AVAILABLE RECORDS >>
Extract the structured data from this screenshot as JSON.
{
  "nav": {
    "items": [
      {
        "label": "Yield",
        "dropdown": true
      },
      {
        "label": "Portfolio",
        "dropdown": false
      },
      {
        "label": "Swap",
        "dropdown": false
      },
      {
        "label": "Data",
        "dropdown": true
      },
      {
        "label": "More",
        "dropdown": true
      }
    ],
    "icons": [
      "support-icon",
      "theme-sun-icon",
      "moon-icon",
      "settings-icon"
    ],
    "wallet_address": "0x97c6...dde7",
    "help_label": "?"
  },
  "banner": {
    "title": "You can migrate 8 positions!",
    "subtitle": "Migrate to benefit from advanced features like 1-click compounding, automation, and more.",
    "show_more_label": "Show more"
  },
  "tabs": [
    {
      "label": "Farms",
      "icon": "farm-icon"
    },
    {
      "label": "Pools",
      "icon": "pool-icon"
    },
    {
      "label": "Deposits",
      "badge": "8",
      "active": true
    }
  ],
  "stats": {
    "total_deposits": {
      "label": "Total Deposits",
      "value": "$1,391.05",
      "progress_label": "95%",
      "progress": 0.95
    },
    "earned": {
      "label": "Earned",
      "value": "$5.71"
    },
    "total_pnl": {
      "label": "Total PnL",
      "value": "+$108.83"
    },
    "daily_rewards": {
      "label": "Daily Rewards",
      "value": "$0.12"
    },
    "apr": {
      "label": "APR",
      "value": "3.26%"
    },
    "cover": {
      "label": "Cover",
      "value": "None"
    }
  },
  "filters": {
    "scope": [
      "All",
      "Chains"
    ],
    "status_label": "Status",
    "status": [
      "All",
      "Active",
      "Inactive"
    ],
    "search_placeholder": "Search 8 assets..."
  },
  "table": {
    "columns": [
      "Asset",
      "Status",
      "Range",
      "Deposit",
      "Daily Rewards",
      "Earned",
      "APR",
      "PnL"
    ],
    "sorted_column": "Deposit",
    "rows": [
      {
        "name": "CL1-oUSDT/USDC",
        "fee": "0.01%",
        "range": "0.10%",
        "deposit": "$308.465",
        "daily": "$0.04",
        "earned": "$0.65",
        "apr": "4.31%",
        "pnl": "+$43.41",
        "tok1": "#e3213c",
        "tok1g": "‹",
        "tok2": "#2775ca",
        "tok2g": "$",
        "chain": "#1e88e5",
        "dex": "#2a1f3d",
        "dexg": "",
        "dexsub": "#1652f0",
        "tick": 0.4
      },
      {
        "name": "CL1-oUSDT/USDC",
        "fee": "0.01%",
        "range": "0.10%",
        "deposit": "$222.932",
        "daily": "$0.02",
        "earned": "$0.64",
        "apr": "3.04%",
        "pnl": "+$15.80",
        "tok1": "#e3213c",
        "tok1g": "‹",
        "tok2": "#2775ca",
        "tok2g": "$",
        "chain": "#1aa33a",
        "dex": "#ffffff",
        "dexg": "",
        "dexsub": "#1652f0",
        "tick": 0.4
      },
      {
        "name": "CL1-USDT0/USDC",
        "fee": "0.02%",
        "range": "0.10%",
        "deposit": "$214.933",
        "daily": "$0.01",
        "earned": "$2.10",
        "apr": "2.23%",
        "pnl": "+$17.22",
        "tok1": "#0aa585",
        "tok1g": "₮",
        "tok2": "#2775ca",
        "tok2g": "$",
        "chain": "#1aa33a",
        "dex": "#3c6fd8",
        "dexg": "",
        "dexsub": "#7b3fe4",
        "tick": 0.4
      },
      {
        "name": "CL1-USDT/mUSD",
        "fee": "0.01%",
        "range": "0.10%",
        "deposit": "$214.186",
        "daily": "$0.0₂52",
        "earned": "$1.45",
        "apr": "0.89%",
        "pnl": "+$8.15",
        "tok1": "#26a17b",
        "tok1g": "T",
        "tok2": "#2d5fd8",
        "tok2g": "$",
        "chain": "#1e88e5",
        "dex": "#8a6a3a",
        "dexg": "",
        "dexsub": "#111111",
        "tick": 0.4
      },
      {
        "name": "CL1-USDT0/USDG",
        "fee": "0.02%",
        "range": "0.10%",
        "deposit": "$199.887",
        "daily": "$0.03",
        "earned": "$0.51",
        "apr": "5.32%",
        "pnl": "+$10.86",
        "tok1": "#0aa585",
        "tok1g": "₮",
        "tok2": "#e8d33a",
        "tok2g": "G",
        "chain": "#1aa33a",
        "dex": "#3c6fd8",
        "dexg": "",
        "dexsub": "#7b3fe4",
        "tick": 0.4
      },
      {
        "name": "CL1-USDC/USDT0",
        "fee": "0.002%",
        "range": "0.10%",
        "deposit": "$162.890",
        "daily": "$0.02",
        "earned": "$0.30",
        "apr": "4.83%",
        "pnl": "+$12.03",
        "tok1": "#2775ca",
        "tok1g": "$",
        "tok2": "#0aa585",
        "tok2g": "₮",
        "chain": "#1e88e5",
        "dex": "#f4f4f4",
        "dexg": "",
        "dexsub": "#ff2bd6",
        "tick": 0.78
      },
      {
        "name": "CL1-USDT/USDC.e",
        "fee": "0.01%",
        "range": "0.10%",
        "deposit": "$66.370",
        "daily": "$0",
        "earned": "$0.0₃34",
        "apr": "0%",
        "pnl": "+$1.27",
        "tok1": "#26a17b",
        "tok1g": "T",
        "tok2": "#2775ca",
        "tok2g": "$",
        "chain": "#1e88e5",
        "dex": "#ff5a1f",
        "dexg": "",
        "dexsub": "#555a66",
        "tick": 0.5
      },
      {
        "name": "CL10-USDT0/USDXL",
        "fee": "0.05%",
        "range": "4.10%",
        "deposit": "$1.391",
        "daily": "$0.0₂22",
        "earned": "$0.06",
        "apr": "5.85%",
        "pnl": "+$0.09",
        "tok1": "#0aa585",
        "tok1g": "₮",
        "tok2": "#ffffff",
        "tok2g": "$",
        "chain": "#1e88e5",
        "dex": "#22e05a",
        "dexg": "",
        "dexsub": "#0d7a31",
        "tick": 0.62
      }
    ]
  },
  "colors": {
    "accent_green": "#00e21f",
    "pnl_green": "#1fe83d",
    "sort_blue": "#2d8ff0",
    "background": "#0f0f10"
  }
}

THE PROBLEM >>
In the material above, show every line where the word "from" turns up.

OUTPUT FOR THIS EXERCISE >>
Extract the structured data from this screenshot as JSON.
    "subtitle": "Migrate to benefit from advanced features like 1-click compounding, automation, and more.",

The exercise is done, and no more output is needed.